-- begin Supplied entries --

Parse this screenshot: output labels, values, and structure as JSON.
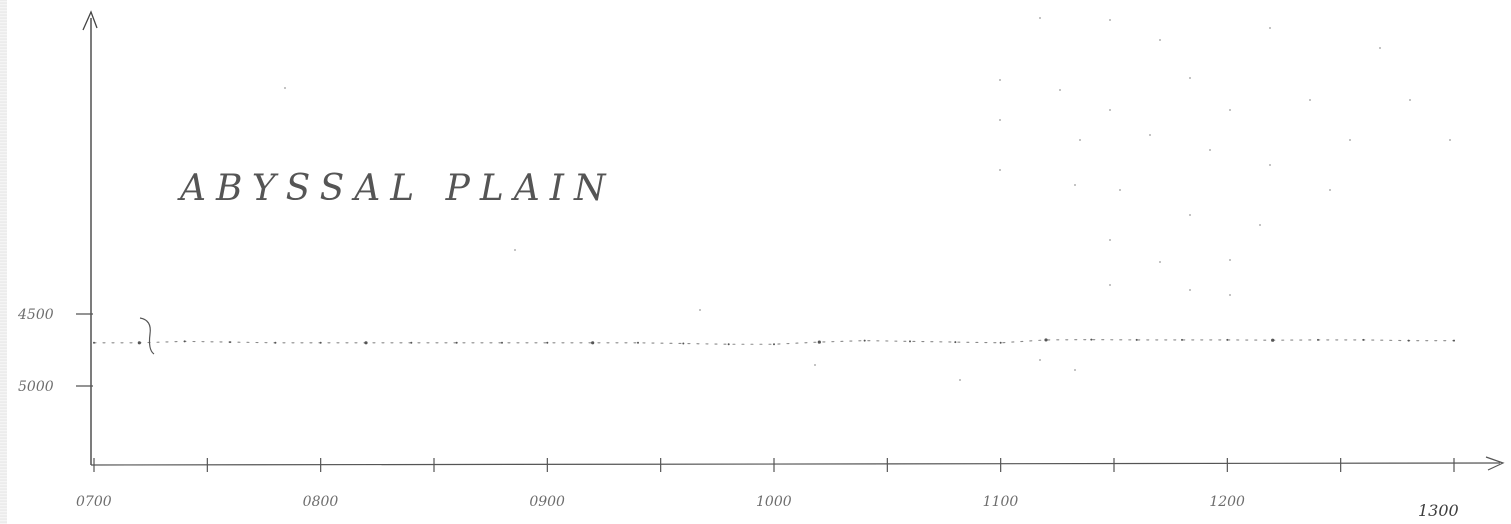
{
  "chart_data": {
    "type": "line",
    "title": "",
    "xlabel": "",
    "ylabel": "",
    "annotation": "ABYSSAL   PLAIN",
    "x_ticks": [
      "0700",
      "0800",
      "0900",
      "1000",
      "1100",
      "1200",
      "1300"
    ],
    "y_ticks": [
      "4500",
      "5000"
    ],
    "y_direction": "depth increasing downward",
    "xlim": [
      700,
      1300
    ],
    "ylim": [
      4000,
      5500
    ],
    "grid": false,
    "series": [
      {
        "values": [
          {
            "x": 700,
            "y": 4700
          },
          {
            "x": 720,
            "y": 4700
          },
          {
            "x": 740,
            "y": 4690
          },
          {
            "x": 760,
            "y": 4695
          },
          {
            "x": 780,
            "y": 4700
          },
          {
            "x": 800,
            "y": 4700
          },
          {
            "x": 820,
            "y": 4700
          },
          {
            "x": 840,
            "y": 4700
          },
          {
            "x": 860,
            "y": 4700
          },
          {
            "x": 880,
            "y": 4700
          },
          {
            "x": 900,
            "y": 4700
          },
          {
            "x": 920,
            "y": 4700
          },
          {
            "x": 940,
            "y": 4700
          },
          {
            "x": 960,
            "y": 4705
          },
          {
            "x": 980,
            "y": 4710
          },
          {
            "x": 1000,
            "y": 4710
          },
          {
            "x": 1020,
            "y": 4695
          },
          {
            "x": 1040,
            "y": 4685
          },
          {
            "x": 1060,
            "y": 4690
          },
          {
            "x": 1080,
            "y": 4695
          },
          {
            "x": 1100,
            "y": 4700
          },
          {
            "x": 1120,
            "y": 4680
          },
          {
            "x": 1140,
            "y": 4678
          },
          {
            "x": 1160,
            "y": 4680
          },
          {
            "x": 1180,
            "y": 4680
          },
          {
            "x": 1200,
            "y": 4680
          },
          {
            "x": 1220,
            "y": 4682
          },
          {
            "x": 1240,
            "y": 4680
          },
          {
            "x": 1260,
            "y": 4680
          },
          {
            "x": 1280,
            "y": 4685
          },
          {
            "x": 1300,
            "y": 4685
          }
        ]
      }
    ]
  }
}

-- end Supplied entries --

▸ What is needed
Among the entries above, how many lines hold the word "values"? Reply with only that number.

▸ Result of the task
2